#### Given exercise:
Set the listing down unchanged, minus every embedded image.

#### Data provided:
::::::::::
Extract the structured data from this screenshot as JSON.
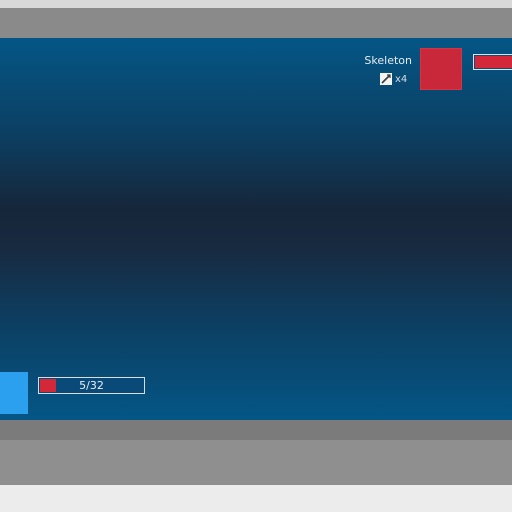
{
  "colors": {
    "battle_bg_top": "#045686",
    "battle_bg_mid": "#16263a",
    "enemy_color": "#c8283a",
    "player_color": "#2ba0ee",
    "hp_fill": "#d2283a"
  },
  "enemy": {
    "name": "Skeleton",
    "count_icon": "sword-icon",
    "count": "x4",
    "hp_fraction": 0.9
  },
  "player": {
    "hp_text": "5/32",
    "hp_current": 5,
    "hp_max": 32
  }
}
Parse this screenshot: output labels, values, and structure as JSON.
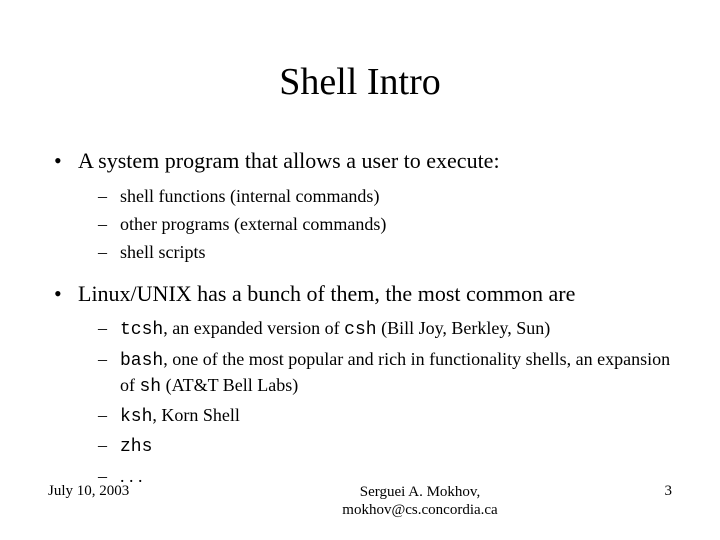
::::::::::
#### Solution for this task:
Extract the structured data from this screenshot as JSON.
{
  "colors": {
    "battle_bg_top": "#045686",
    "battle_bg_mid": "#16263a",
    "enemy_color": "#c8283a",
    "player_color": "#2ba0ee",
    "hp_fill": "#d2283a"
  },
  "enemy": {
    "name": "Skeleton",
    "count_icon": "sword-icon",
    "count": "x4",
    "hp_fraction": 0.9
  },
  "player": {
    "hp_text": "5/32",
    "hp_current": 5,
    "hp_max": 32
  }
}
Parse this screenshot: output labels, values, and structure as JSON.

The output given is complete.